#### SOURCE DOCUMENT:
Tyler Perry wrote-May 27, 2015

I was talking to a friend of mine the other day, and she was explaining to me how disappointed she was in people and the things that they do and have done to her. She went on and on about how upset and heartbroken she was, and has been, about some of her family and friends. She talked about how they hurt her and how she wished they would change and be better people. She wanted them to be different than the people they were.

Halfway through this complaint-a-thon, I asked her to take a walk with me in the backyard. Now, you have to know this particular friend of mine. She hates the heat, and it was a hot day. I said, “come on” so she reluctantly came with me.

We got outside and it was steaming hot. I could see that she was uncomfortable. Nevertheless, we kept walking around my backyard. As she was still complaining about people, I asked her what she thought of my grass. Mind you, in order to appreciate the grass you had to stand in the direct sunlight. She said “Wow, I love your grass. It’s beautiful, but it’s hot right here. Let’s cool off under that oak tree over there.”

So, as she started to walk to the tree I said, “No no, let’s stay here in the grass and cool off.”

She turned to me quickly and said, “We can’t cool off on this grass.”

Right then, I said to her, “But you just said the grass was beautiful.”

“I did” she replied. Then, I asked her, “Why won’t you stay here?” She said, because she was hot and the grass couldn’t cool her off. So, we walked over to the oak tree and sat there.

She said, “Now you see? This is what I needed.”

Then I asked her this question. “The grass was beautiful. You loved it. Why didn’t you get mad with the grass because it couldn’t provide the shade you wanted?

She was confused, so I went on to explain myself. “People in this world, whether they were created a certain way or became that way through life’s circumstances, are who they are. Stop wishing they will be someone else.”

I said, “The next time you get upset with someone because they can’t do, or can’t be what you want them to be, remember the grass. Never get mad at a blade of grass because it’s not a tree. Appreciate the grass for what it is. Let it provide to you what it can, but don’t expect more. Your life will get so much easier when you start letting people be who they are and stop expecting them to give you what they don’t have or don’t know how to give. Just like that grass couldn’t provide shade because it wasn’t made to, some people are not made to give you what you’re asking for. So, stop looking for it. You will be shocked at how much peace you find when you really get this.”

And the last thing I said to her was this. “You wouldn’t be so frustrated with people who are like the grass if you had more people who are like trees in your life.”

I could really go deep into this, but I gotta go back to work. Talk to me. What do you think?

Love y’all. Talk soon

My Response:

I love Tyler Perry’s messages because they always make ME think. I wake up everyday to learn a new lesson, I may not get it sometimes, but trust me.. I FILE EVERYTHING IN THE BACK OF MY MIND, BECAUSE I KNOW ONE DAY, ONE DAY.. IM GOING TO NEED TO PULL IT OUT, EXAMINE IT, AND FINALLY GET THE LESSON.

#### PROVIDED INFORMATION:
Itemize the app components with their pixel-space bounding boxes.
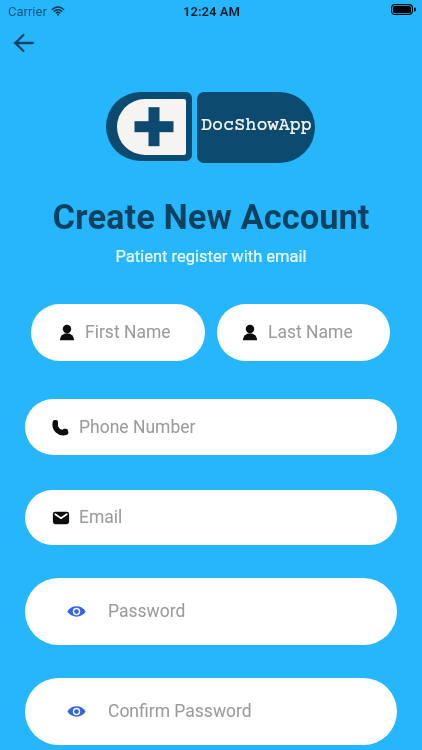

...

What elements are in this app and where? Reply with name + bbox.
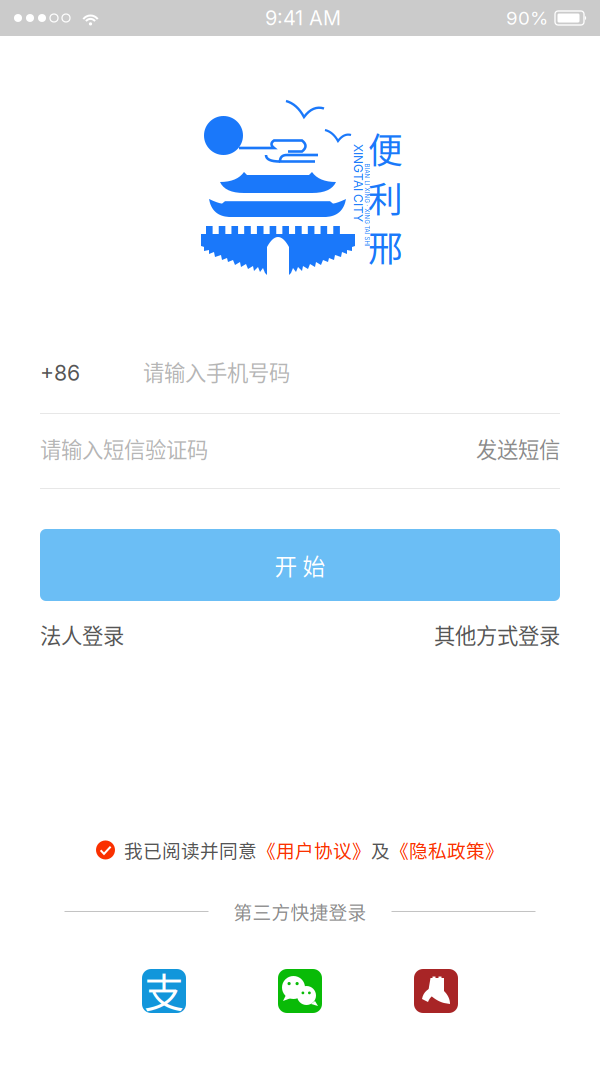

#### GIVEN REQUEST A:
From the grass story, copy the passage starting at "Love y’all. Talk" and ending at "GET THE LESSON.".
#### GIVEN REQUEST B:
Answer these questions using the grass story:
(i) What does the friend hate?
(ii) Where did the two of them sit to cool off?
(iii) What does the writer say must be done instead of going deeper into the subject?

#### FULL RESPONSE A:
Love y’all. Talk soon

My Response:

I love Tyler Perry’s messages because they always make ME think. I wake up everyday to learn a new lesson, I may not get it sometimes, but trust me.. I FILE EVERYTHING IN THE BACK OF MY MIND, BECAUSE I KNOW ONE DAY, ONE DAY.. IM GOING TO NEED TO PULL IT OUT, EXAMINE IT, AND FINALLY GET THE LESSON.

#### FULL RESPONSE B:
(i) The heat.
(ii) Under the oak tree.
(iii) Go back to work.